### What this task involves
Strip the pictures and reproduce the rest of the listing exactly.

Dataset records:

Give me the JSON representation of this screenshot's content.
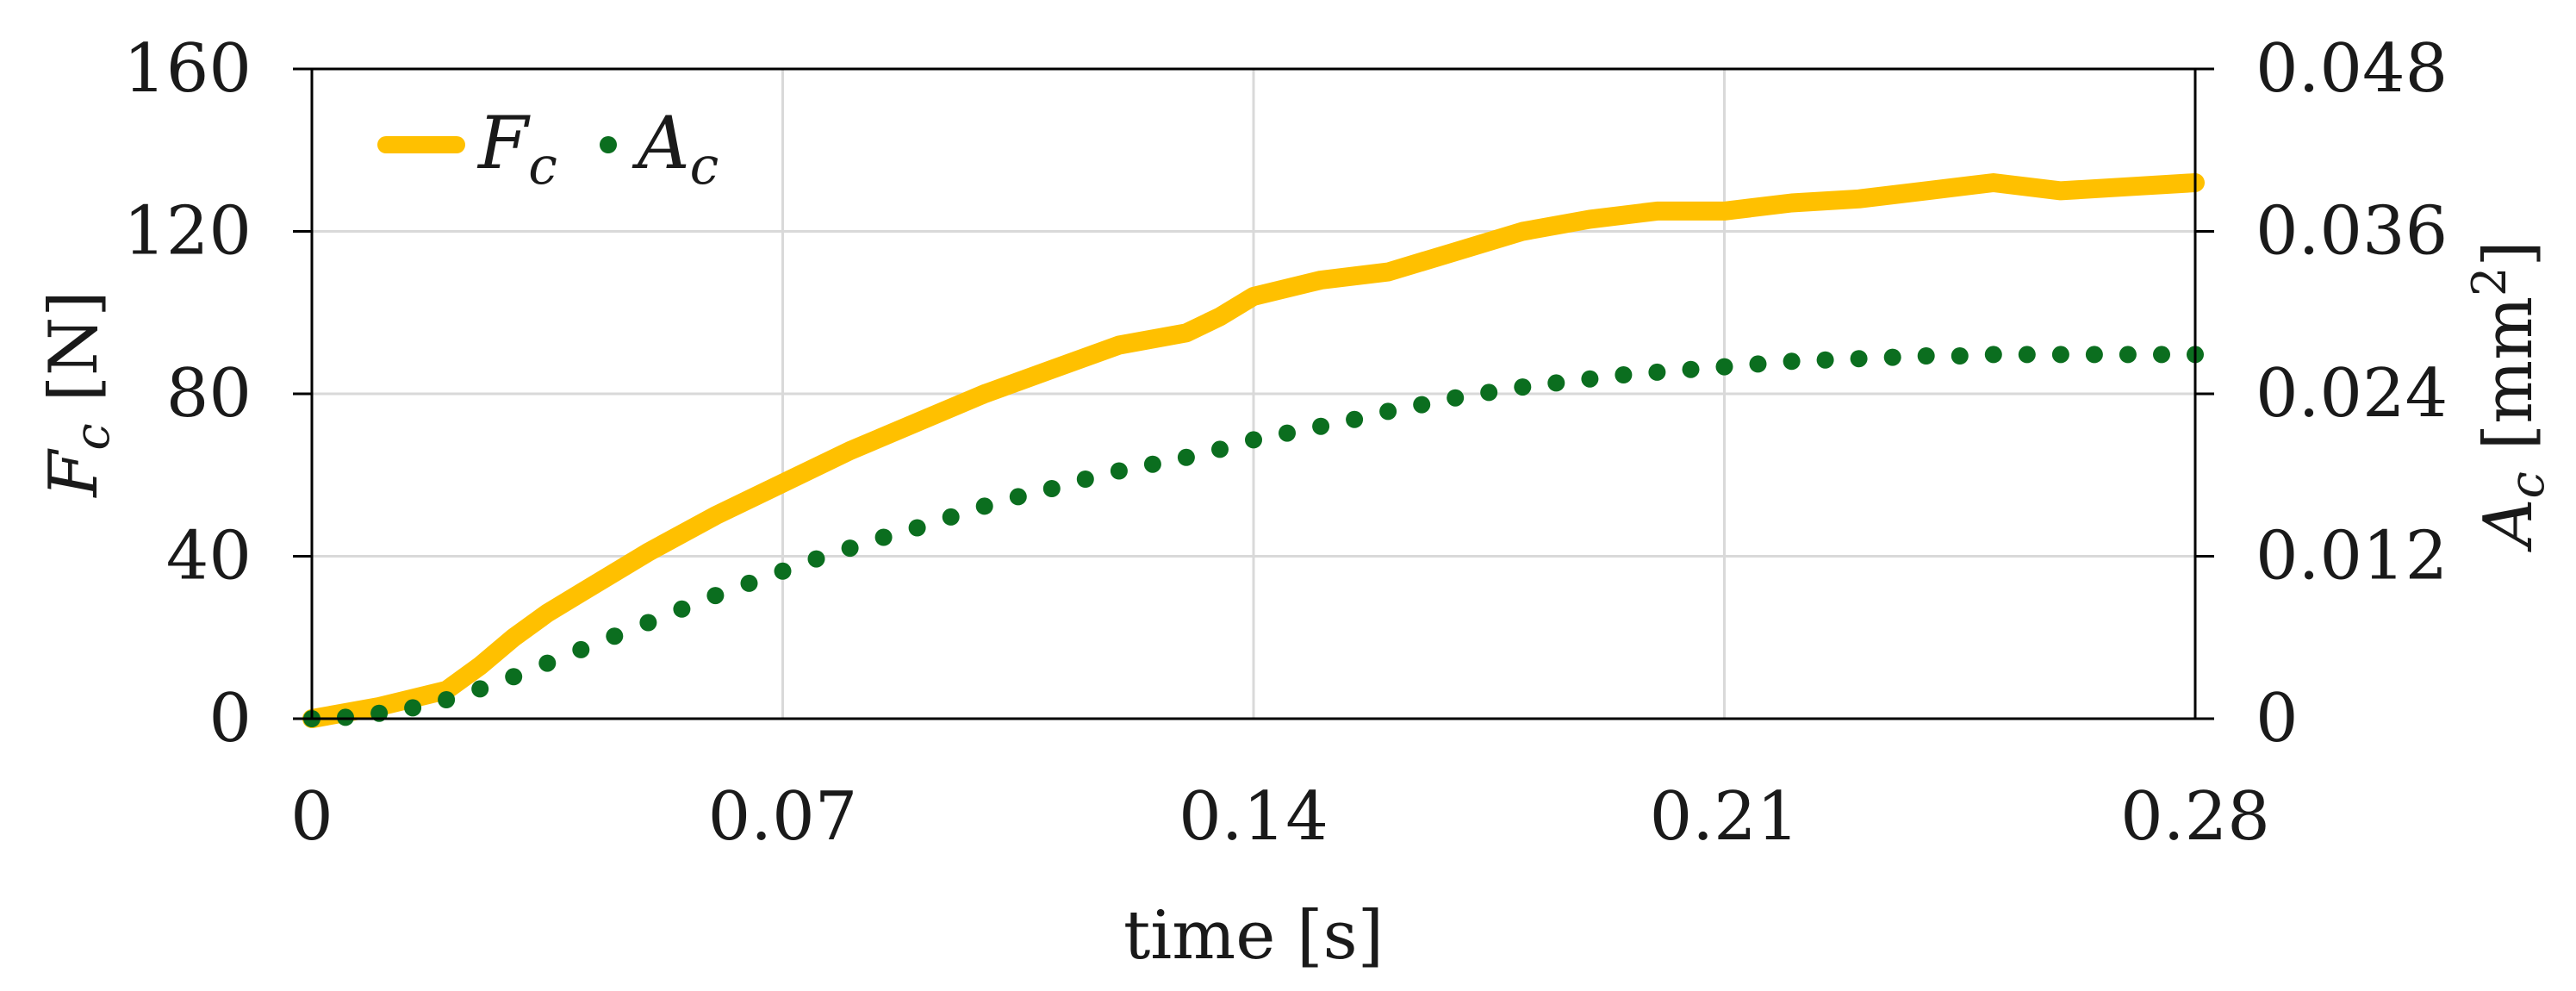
{
  "chart_data": {
    "type": "line",
    "xlabel": "time [s]",
    "ylabel_left": {
      "main": "F",
      "sub": "c",
      "unit": " [N]"
    },
    "ylabel_right": {
      "main": "A",
      "sub": "c",
      "unit_open": " [mm",
      "unit_sup": "2",
      "unit_close": "]"
    },
    "xlim": [
      0,
      0.28
    ],
    "ylim_left": [
      0,
      160
    ],
    "ylim_right": [
      0,
      0.048
    ],
    "x_ticks": [
      "0",
      "0.07",
      "0.14",
      "0.21",
      "0.28"
    ],
    "x_tick_values": [
      0,
      0.07,
      0.14,
      0.21,
      0.28
    ],
    "y_ticks_left": [
      "0",
      "40",
      "80",
      "120",
      "160"
    ],
    "y_tick_values_left": [
      0,
      40,
      80,
      120,
      160
    ],
    "y_ticks_right": [
      "0",
      "0.012",
      "0.024",
      "0.036",
      "0.048"
    ],
    "y_tick_values_right": [
      0,
      0.012,
      0.024,
      0.036,
      0.048
    ],
    "grid": true,
    "legend_position": "top-left",
    "series": [
      {
        "name": "F",
        "name_sub": "c",
        "style": "line",
        "axis": "left",
        "color": "#FFC000",
        "x": [
          0,
          0.01,
          0.02,
          0.025,
          0.03,
          0.035,
          0.04,
          0.05,
          0.06,
          0.07,
          0.08,
          0.09,
          0.1,
          0.11,
          0.12,
          0.13,
          0.135,
          0.14,
          0.15,
          0.16,
          0.17,
          0.18,
          0.19,
          0.2,
          0.21,
          0.22,
          0.23,
          0.24,
          0.25,
          0.26,
          0.27,
          0.28
        ],
        "y": [
          0,
          3,
          7,
          13,
          20,
          26,
          31,
          41,
          50,
          58,
          66,
          73,
          80,
          86,
          92,
          95,
          99,
          104,
          108,
          110,
          115,
          120,
          123,
          125,
          125,
          127,
          128,
          130,
          132,
          130,
          131,
          132
        ]
      },
      {
        "name": "A",
        "name_sub": "c",
        "style": "dots",
        "axis": "right",
        "color": "#0B6E1F",
        "x": [
          0,
          0.005,
          0.01,
          0.015,
          0.02,
          0.025,
          0.03,
          0.035,
          0.04,
          0.045,
          0.05,
          0.055,
          0.06,
          0.065,
          0.07,
          0.075,
          0.08,
          0.085,
          0.09,
          0.095,
          0.1,
          0.105,
          0.11,
          0.115,
          0.12,
          0.125,
          0.13,
          0.135,
          0.14,
          0.145,
          0.15,
          0.155,
          0.16,
          0.165,
          0.17,
          0.175,
          0.18,
          0.185,
          0.19,
          0.195,
          0.2,
          0.205,
          0.21,
          0.215,
          0.22,
          0.225,
          0.23,
          0.235,
          0.24,
          0.245,
          0.25,
          0.255,
          0.26,
          0.265,
          0.27,
          0.275,
          0.28
        ],
        "y": [
          0,
          0.0001,
          0.0004,
          0.0008,
          0.0014,
          0.0022,
          0.0031,
          0.0041,
          0.0051,
          0.0061,
          0.0071,
          0.0081,
          0.0091,
          0.01,
          0.0109,
          0.0118,
          0.0126,
          0.0134,
          0.0141,
          0.0149,
          0.0157,
          0.0164,
          0.017,
          0.0177,
          0.0183,
          0.0188,
          0.0193,
          0.0199,
          0.0206,
          0.0211,
          0.0216,
          0.0221,
          0.0227,
          0.0232,
          0.0237,
          0.0241,
          0.0245,
          0.0248,
          0.0251,
          0.0254,
          0.0256,
          0.0258,
          0.026,
          0.0262,
          0.0264,
          0.0265,
          0.0266,
          0.0267,
          0.0268,
          0.0268,
          0.0269,
          0.0269,
          0.0269,
          0.0269,
          0.0269,
          0.0269,
          0.0269
        ]
      }
    ]
  }
}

### The solution
Give me the JSON representation of this screenshot's content.
{
  "chart_data": {
    "type": "line",
    "xlabel": "time [s]",
    "ylabel_left": {
      "main": "F",
      "sub": "c",
      "unit": " [N]"
    },
    "ylabel_right": {
      "main": "A",
      "sub": "c",
      "unit_open": " [mm",
      "unit_sup": "2",
      "unit_close": "]"
    },
    "xlim": [
      0,
      0.28
    ],
    "ylim_left": [
      0,
      160
    ],
    "ylim_right": [
      0,
      0.048
    ],
    "x_ticks": [
      "0",
      "0.07",
      "0.14",
      "0.21",
      "0.28"
    ],
    "x_tick_values": [
      0,
      0.07,
      0.14,
      0.21,
      0.28
    ],
    "y_ticks_left": [
      "0",
      "40",
      "80",
      "120",
      "160"
    ],
    "y_tick_values_left": [
      0,
      40,
      80,
      120,
      160
    ],
    "y_ticks_right": [
      "0",
      "0.012",
      "0.024",
      "0.036",
      "0.048"
    ],
    "y_tick_values_right": [
      0,
      0.012,
      0.024,
      0.036,
      0.048
    ],
    "grid": true,
    "legend_position": "top-left",
    "series": [
      {
        "name": "F",
        "name_sub": "c",
        "style": "line",
        "axis": "left",
        "color": "#FFC000",
        "x": [
          0,
          0.01,
          0.02,
          0.025,
          0.03,
          0.035,
          0.04,
          0.05,
          0.06,
          0.07,
          0.08,
          0.09,
          0.1,
          0.11,
          0.12,
          0.13,
          0.135,
          0.14,
          0.15,
          0.16,
          0.17,
          0.18,
          0.19,
          0.2,
          0.21,
          0.22,
          0.23,
          0.24,
          0.25,
          0.26,
          0.27,
          0.28
        ],
        "y": [
          0,
          3,
          7,
          13,
          20,
          26,
          31,
          41,
          50,
          58,
          66,
          73,
          80,
          86,
          92,
          95,
          99,
          104,
          108,
          110,
          115,
          120,
          123,
          125,
          125,
          127,
          128,
          130,
          132,
          130,
          131,
          132
        ]
      },
      {
        "name": "A",
        "name_sub": "c",
        "style": "dots",
        "axis": "right",
        "color": "#0B6E1F",
        "x": [
          0,
          0.005,
          0.01,
          0.015,
          0.02,
          0.025,
          0.03,
          0.035,
          0.04,
          0.045,
          0.05,
          0.055,
          0.06,
          0.065,
          0.07,
          0.075,
          0.08,
          0.085,
          0.09,
          0.095,
          0.1,
          0.105,
          0.11,
          0.115,
          0.12,
          0.125,
          0.13,
          0.135,
          0.14,
          0.145,
          0.15,
          0.155,
          0.16,
          0.165,
          0.17,
          0.175,
          0.18,
          0.185,
          0.19,
          0.195,
          0.2,
          0.205,
          0.21,
          0.215,
          0.22,
          0.225,
          0.23,
          0.235,
          0.24,
          0.245,
          0.25,
          0.255,
          0.26,
          0.265,
          0.27,
          0.275,
          0.28
        ],
        "y": [
          0,
          0.0001,
          0.0004,
          0.0008,
          0.0014,
          0.0022,
          0.0031,
          0.0041,
          0.0051,
          0.0061,
          0.0071,
          0.0081,
          0.0091,
          0.01,
          0.0109,
          0.0118,
          0.0126,
          0.0134,
          0.0141,
          0.0149,
          0.0157,
          0.0164,
          0.017,
          0.0177,
          0.0183,
          0.0188,
          0.0193,
          0.0199,
          0.0206,
          0.0211,
          0.0216,
          0.0221,
          0.0227,
          0.0232,
          0.0237,
          0.0241,
          0.0245,
          0.0248,
          0.0251,
          0.0254,
          0.0256,
          0.0258,
          0.026,
          0.0262,
          0.0264,
          0.0265,
          0.0266,
          0.0267,
          0.0268,
          0.0268,
          0.0269,
          0.0269,
          0.0269,
          0.0269,
          0.0269,
          0.0269,
          0.0269
        ]
      }
    ]
  }
}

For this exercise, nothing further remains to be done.